Dataset records
>> BEGIN

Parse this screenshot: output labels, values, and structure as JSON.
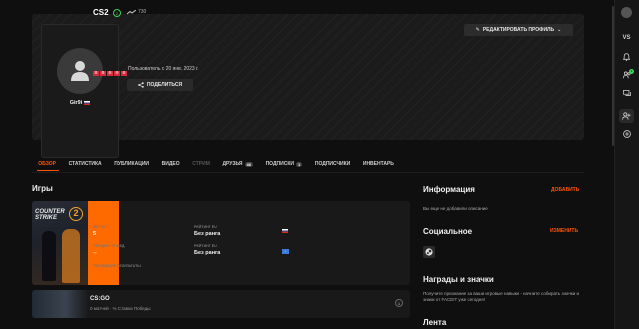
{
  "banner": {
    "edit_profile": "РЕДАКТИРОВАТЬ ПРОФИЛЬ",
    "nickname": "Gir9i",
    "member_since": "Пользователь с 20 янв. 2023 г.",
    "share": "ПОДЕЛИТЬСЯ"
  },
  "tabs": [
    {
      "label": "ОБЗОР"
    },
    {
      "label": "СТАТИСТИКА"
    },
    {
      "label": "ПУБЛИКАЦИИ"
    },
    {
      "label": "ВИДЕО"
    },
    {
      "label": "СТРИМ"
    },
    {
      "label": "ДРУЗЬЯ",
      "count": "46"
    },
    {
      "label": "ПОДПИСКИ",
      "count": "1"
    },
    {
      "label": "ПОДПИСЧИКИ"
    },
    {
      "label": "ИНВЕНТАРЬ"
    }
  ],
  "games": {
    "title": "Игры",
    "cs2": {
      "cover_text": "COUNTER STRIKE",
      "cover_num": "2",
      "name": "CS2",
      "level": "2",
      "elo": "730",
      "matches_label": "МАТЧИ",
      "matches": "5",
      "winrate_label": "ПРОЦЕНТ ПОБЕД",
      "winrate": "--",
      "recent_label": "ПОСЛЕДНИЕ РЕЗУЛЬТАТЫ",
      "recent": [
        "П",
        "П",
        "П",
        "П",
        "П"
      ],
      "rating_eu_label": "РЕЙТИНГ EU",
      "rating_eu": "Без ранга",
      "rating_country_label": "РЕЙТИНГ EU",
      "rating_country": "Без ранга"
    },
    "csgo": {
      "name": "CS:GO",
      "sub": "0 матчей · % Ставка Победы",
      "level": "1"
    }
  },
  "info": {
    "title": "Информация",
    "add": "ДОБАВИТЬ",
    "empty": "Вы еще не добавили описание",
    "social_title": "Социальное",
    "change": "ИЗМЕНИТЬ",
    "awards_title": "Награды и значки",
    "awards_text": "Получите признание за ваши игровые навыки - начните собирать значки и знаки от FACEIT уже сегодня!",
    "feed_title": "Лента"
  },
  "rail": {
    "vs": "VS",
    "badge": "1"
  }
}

>> END

Exercise brief: Select all lines with the word "РЕЙТИНГ" from the entries above.

Final answer:
      "rating_eu_label": "РЕЙТИНГ EU",
      "rating_country_label": "РЕЙТИНГ EU",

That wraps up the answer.